→ **EXERCISE REQUIREMENTS**
Repeat each entry word for word. Leave any images out of the copy.
□ □ □ □
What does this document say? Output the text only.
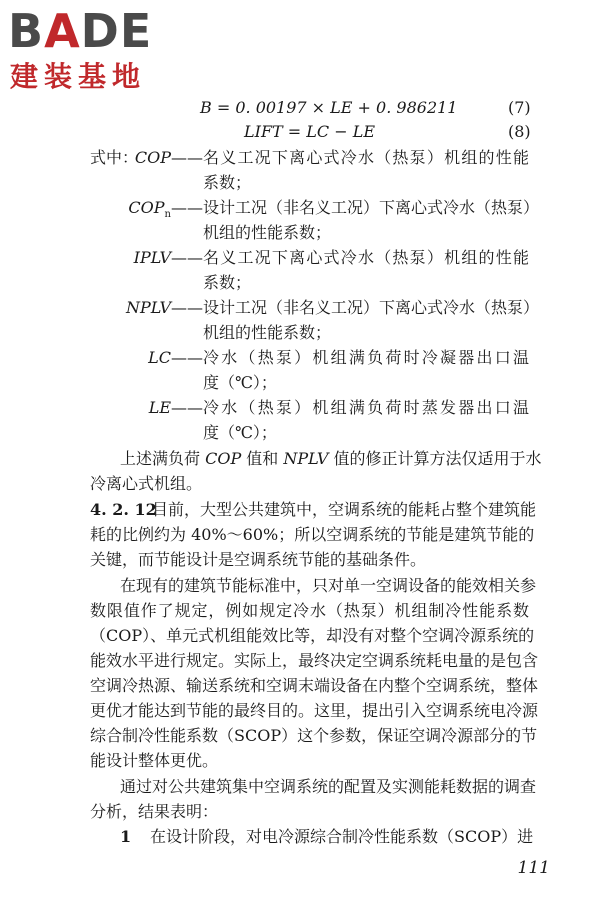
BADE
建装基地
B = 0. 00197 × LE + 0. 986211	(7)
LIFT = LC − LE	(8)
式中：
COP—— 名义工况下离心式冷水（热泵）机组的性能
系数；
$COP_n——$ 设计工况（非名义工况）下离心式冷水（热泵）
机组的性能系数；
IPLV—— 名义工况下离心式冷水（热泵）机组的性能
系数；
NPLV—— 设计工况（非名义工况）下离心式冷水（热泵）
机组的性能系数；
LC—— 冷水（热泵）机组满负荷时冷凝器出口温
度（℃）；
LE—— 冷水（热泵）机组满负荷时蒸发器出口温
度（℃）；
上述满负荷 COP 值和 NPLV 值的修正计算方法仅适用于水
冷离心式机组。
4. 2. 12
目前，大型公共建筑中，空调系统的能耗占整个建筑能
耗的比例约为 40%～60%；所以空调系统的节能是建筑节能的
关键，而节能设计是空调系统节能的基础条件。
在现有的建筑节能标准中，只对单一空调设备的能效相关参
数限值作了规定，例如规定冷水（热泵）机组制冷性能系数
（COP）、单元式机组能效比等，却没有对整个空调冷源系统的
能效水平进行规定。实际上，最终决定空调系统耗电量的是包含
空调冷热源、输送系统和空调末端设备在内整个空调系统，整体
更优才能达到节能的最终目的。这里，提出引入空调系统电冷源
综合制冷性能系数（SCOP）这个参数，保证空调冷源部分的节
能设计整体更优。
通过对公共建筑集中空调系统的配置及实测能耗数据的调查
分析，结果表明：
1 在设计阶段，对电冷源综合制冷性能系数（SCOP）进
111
□ □ □ □
→ **TASK RESULT**
What does this document say? Output the text only.
BADE
建装基地
B = 0. 00197 × LE + 0. 986211	(7)
LIFT = LC − LE	(8)
式中：
COP—— 名义工况下离心式冷水（热泵）机组的性能
系数；
$COP_n——$ 设计工况（非名义工况）下离心式冷水（热泵）
机组的性能系数；
IPLV—— 名义工况下离心式冷水（热泵）机组的性能
系数；
NPLV—— 设计工况（非名义工况）下离心式冷水（热泵）
机组的性能系数；
LC—— 冷水（热泵）机组满负荷时冷凝器出口温
度（℃）；
LE—— 冷水（热泵）机组满负荷时蒸发器出口温
度（℃）；
上述满负荷 COP 值和 NPLV 值的修正计算方法仅适用于水
冷离心式机组。
4. 2. 12
目前，大型公共建筑中，空调系统的能耗占整个建筑能
耗的比例约为 40%～60%；所以空调系统的节能是建筑节能的
关键，而节能设计是空调系统节能的基础条件。
在现有的建筑节能标准中，只对单一空调设备的能效相关参
数限值作了规定，例如规定冷水（热泵）机组制冷性能系数
（COP）、单元式机组能效比等，却没有对整个空调冷源系统的
能效水平进行规定。实际上，最终决定空调系统耗电量的是包含
空调冷热源、输送系统和空调末端设备在内整个空调系统，整体
更优才能达到节能的最终目的。这里，提出引入空调系统电冷源
综合制冷性能系数（SCOP）这个参数，保证空调冷源部分的节
能设计整体更优。
通过对公共建筑集中空调系统的配置及实测能耗数据的调查
分析，结果表明：
1 在设计阶段，对电冷源综合制冷性能系数（SCOP）进
111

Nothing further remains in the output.